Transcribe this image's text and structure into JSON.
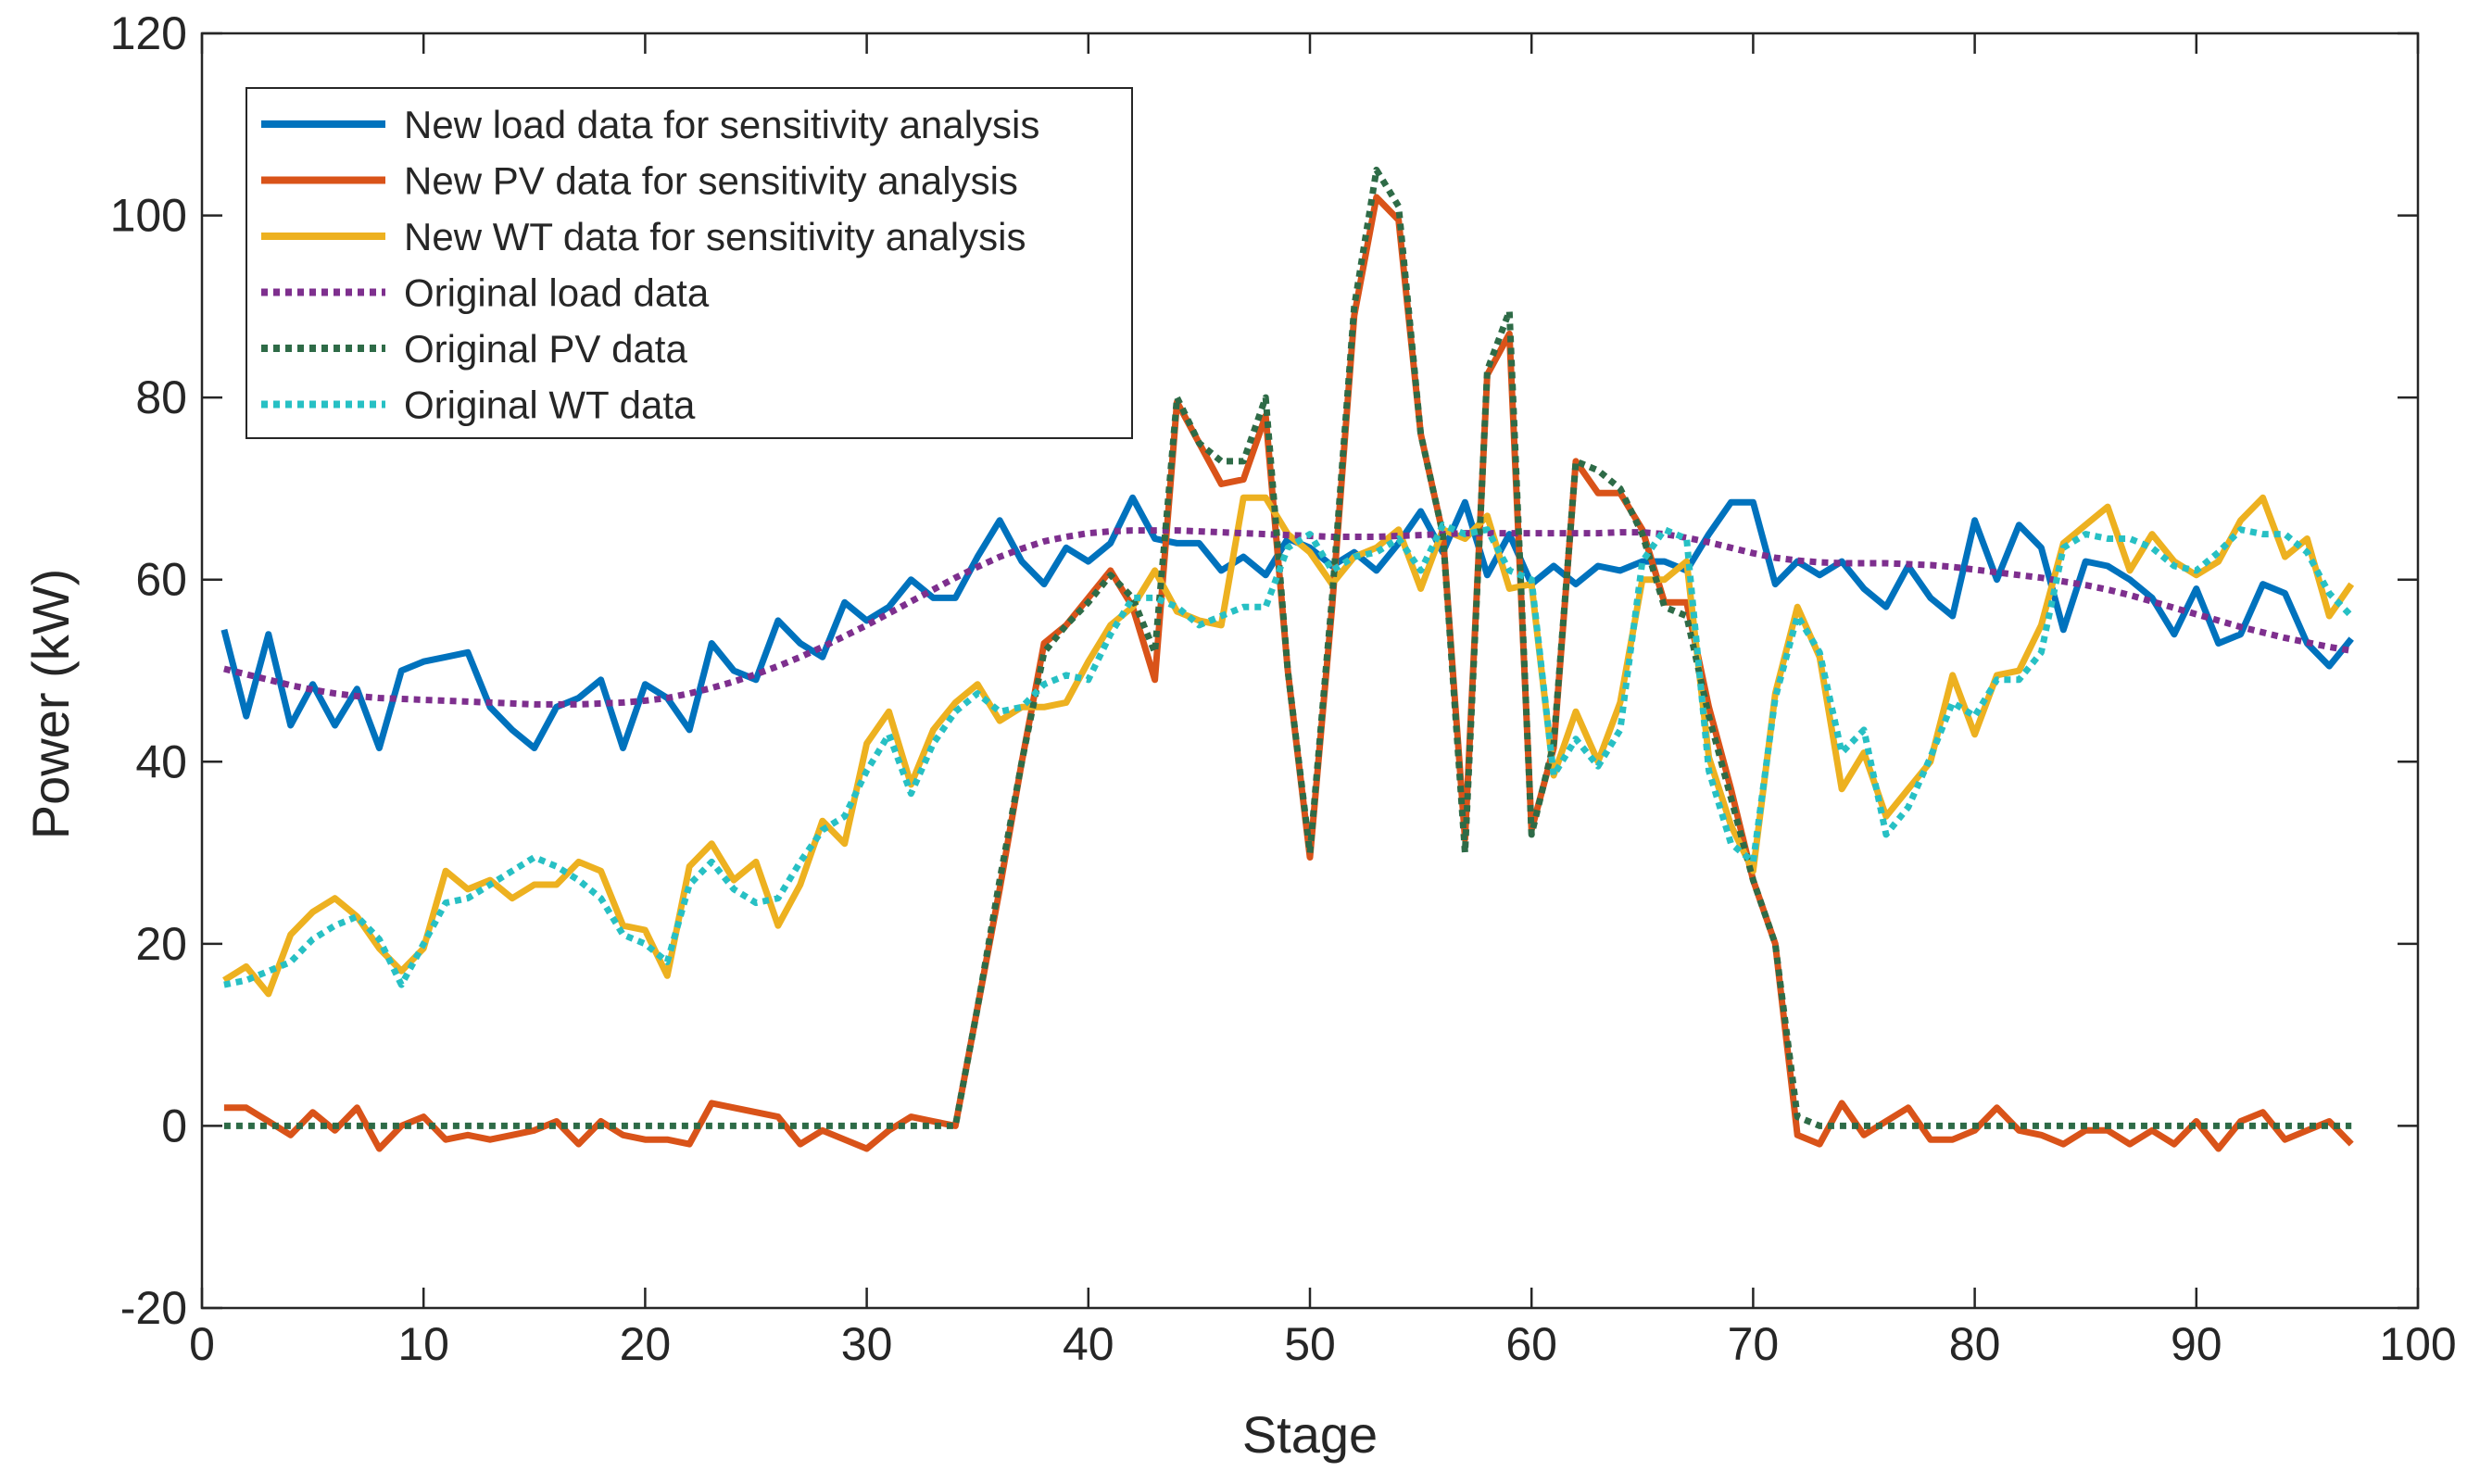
{
  "chart_data": {
    "type": "line",
    "title": "",
    "xlabel": "Stage",
    "ylabel": "Power (kW)",
    "xlim": [
      0,
      100
    ],
    "ylim": [
      -20,
      120
    ],
    "xticks": [
      0,
      10,
      20,
      30,
      40,
      50,
      60,
      70,
      80,
      90,
      100
    ],
    "yticks": [
      -20,
      0,
      20,
      40,
      60,
      80,
      100,
      120
    ],
    "grid": false,
    "legend_position": "top-left",
    "x": [
      1,
      2,
      3,
      4,
      5,
      6,
      7,
      8,
      9,
      10,
      11,
      12,
      13,
      14,
      15,
      16,
      17,
      18,
      19,
      20,
      21,
      22,
      23,
      24,
      25,
      26,
      27,
      28,
      29,
      30,
      31,
      32,
      33,
      34,
      35,
      36,
      37,
      38,
      39,
      40,
      41,
      42,
      43,
      44,
      45,
      46,
      47,
      48,
      49,
      50,
      51,
      52,
      53,
      54,
      55,
      56,
      57,
      58,
      59,
      60,
      61,
      62,
      63,
      64,
      65,
      66,
      67,
      68,
      69,
      70,
      71,
      72,
      73,
      74,
      75,
      76,
      77,
      78,
      79,
      80,
      81,
      82,
      83,
      84,
      85,
      86,
      87,
      88,
      89,
      90,
      91,
      92,
      93,
      94,
      95,
      96,
      97
    ],
    "series": [
      {
        "name": "New load data for sensitivity analysis",
        "color": "#0072BD",
        "style": "solid",
        "values": [
          54.5,
          45,
          54,
          44,
          48.5,
          44,
          48,
          41.5,
          50,
          51,
          51.5,
          52,
          46,
          43.5,
          41.5,
          46,
          47,
          49,
          41.5,
          48.5,
          47,
          43.5,
          53,
          50,
          49,
          55.5,
          53,
          51.5,
          57.5,
          55.5,
          57,
          60,
          58,
          58,
          62.5,
          66.5,
          62,
          59.5,
          63.5,
          62,
          64,
          69,
          64.5,
          64,
          64,
          61,
          62.5,
          60.5,
          64.5,
          63.5,
          61.5,
          63,
          61,
          64,
          67.5,
          63,
          68.5,
          60.5,
          65,
          59.5,
          61.5,
          59.5,
          61.5,
          61,
          62,
          62,
          61,
          65,
          68.5,
          68.5,
          59.5,
          62,
          60.5,
          62,
          59,
          57,
          61.5,
          58,
          56,
          66.5,
          60,
          66,
          63.5,
          54.5,
          62,
          61.5,
          60,
          58,
          54,
          59,
          53,
          54,
          59.5,
          58.5,
          53,
          50.5,
          53.5
        ]
      },
      {
        "name": "New PV data for sensitivity analysis",
        "color": "#D95319",
        "style": "solid",
        "values": [
          2,
          2,
          0.5,
          -1,
          1.5,
          -0.5,
          2,
          -2.5,
          0,
          1,
          -1.5,
          -1,
          -1.5,
          -1,
          -0.5,
          0.5,
          -2,
          0.5,
          -1,
          -1.5,
          -1.5,
          -2,
          2.5,
          2,
          1.5,
          1,
          -2,
          -0.5,
          -1.5,
          -2.5,
          -0.5,
          1,
          0.5,
          0,
          13,
          26,
          40,
          53,
          55,
          58,
          61,
          57,
          49,
          79.5,
          75,
          70.5,
          71,
          78,
          50,
          29.5,
          57,
          89,
          102,
          99.5,
          76,
          65,
          31.5,
          82.5,
          87,
          32.5,
          41.5,
          73,
          69.5,
          69.5,
          65.5,
          57.5,
          57.5,
          46,
          37,
          27,
          20,
          -1,
          -2,
          2.5,
          -1,
          0.5,
          2,
          -1.5,
          -1.5,
          -0.5,
          2,
          -0.5,
          -1,
          -2,
          -0.5,
          -0.5,
          -2,
          -0.5,
          -2,
          0.5,
          -2.5,
          0.5,
          1.5,
          -1.5,
          -0.5,
          0.5,
          -2
        ]
      },
      {
        "name": "New WT data for sensitivity analysis",
        "color": "#EDB120",
        "style": "solid",
        "values": [
          16,
          17.5,
          14.5,
          21,
          23.5,
          25,
          23,
          19.5,
          17,
          19.5,
          28,
          26,
          27,
          25,
          26.5,
          26.5,
          29,
          28,
          22,
          21.5,
          16.5,
          28.5,
          31,
          27,
          29,
          22,
          26.5,
          33.5,
          31,
          42,
          45.5,
          37.5,
          43.5,
          46.5,
          48.5,
          44.5,
          46,
          46,
          46.5,
          51,
          55,
          57,
          61,
          56.5,
          55.5,
          55,
          69,
          69,
          65,
          63,
          59.5,
          62.5,
          63.5,
          65.5,
          59,
          65.5,
          64.5,
          67,
          59,
          59.5,
          38.5,
          45.5,
          40,
          46.5,
          60,
          60,
          62,
          40.5,
          33,
          28,
          47.5,
          57,
          51.5,
          37,
          41,
          34,
          37,
          40,
          49.5,
          43,
          49.5,
          50,
          55,
          64,
          66,
          68,
          61,
          65,
          62,
          60.5,
          62,
          66.5,
          69,
          62.5,
          64.5,
          56,
          59.5
        ]
      },
      {
        "name": "Original load data",
        "color": "#7E2F8E",
        "style": "dotted",
        "values": [
          50.2,
          49.6,
          49,
          48.4,
          47.9,
          47.5,
          47.2,
          47,
          46.9,
          46.8,
          46.7,
          46.6,
          46.5,
          46.4,
          46.3,
          46.3,
          46.3,
          46.4,
          46.5,
          46.7,
          47,
          47.5,
          48.1,
          48.8,
          49.6,
          50.5,
          51.5,
          52.6,
          53.8,
          55,
          56.3,
          57.6,
          58.9,
          60.2,
          61.4,
          62.5,
          63.4,
          64.2,
          64.7,
          65.1,
          65.3,
          65.4,
          65.4,
          65.4,
          65.3,
          65.2,
          65.1,
          65,
          64.9,
          64.8,
          64.7,
          64.7,
          64.7,
          64.8,
          64.9,
          65,
          65.1,
          65.1,
          65.1,
          65.1,
          65.1,
          65.1,
          65.1,
          65.2,
          65.2,
          65,
          64.6,
          64.1,
          63.5,
          62.9,
          62.4,
          62.1,
          61.9,
          61.8,
          61.8,
          61.8,
          61.7,
          61.6,
          61.4,
          61.1,
          60.8,
          60.5,
          60.2,
          59.8,
          59.4,
          58.9,
          58.3,
          57.6,
          56.9,
          56.2,
          55.5,
          54.8,
          54.2,
          53.6,
          53.1,
          52.6,
          52.2
        ]
      },
      {
        "name": "Original PV data",
        "color": "#2E6B47",
        "style": "dotted",
        "values": [
          0,
          0,
          0,
          0,
          0,
          0,
          0,
          0,
          0,
          0,
          0,
          0,
          0,
          0,
          0,
          0,
          0,
          0,
          0,
          0,
          0,
          0,
          0,
          0,
          0,
          0,
          0,
          0,
          0,
          0,
          0,
          0,
          0,
          0,
          13,
          27,
          40,
          52,
          55,
          57.5,
          60.5,
          58,
          52,
          80,
          75,
          73,
          73,
          80,
          50,
          30,
          58,
          90,
          105,
          101,
          76,
          65,
          30,
          83,
          89.5,
          32,
          42,
          73,
          72,
          70,
          65,
          57,
          56,
          45,
          36,
          27,
          20,
          1,
          0,
          0,
          0,
          0,
          0,
          0,
          0,
          0,
          0,
          0,
          0,
          0,
          0,
          0,
          0,
          0,
          0,
          0,
          0,
          0,
          0,
          0,
          0,
          0,
          0
        ]
      },
      {
        "name": "Original WT data",
        "color": "#27C0C4",
        "style": "dotted",
        "values": [
          15.5,
          16,
          17,
          18,
          20.5,
          22,
          23,
          20.5,
          15.5,
          20,
          24.5,
          25,
          26.5,
          28,
          29.5,
          28.5,
          27,
          25,
          21,
          20,
          18,
          26.5,
          29,
          26,
          24.5,
          25,
          29,
          32.5,
          34,
          39,
          43,
          36.5,
          42,
          45.5,
          47.5,
          45.5,
          46,
          48.5,
          49.5,
          49,
          54,
          58,
          58,
          57,
          55,
          56,
          57,
          57,
          63.5,
          65,
          61,
          62.5,
          63,
          64.5,
          61,
          66,
          65,
          65.5,
          61,
          60,
          38.5,
          42.5,
          39.5,
          43.5,
          62,
          65.5,
          64.5,
          39,
          31,
          29,
          47,
          56,
          52,
          41,
          43.5,
          32,
          35,
          40.5,
          46.5,
          45,
          49,
          49,
          52,
          63.5,
          65,
          64.5,
          64.5,
          63.5,
          61.5,
          61,
          63,
          65.5,
          65,
          65,
          63,
          58.5,
          56
        ]
      }
    ]
  }
}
————
Your objective:
Look over the listing. Pull out every line with the string "sensitivity" in it.

Output:
        "name": "New load data for sensitivity analysis",
        "name": "New PV data for sensitivity analysis",
        "name": "New WT data for sensitivity analysis",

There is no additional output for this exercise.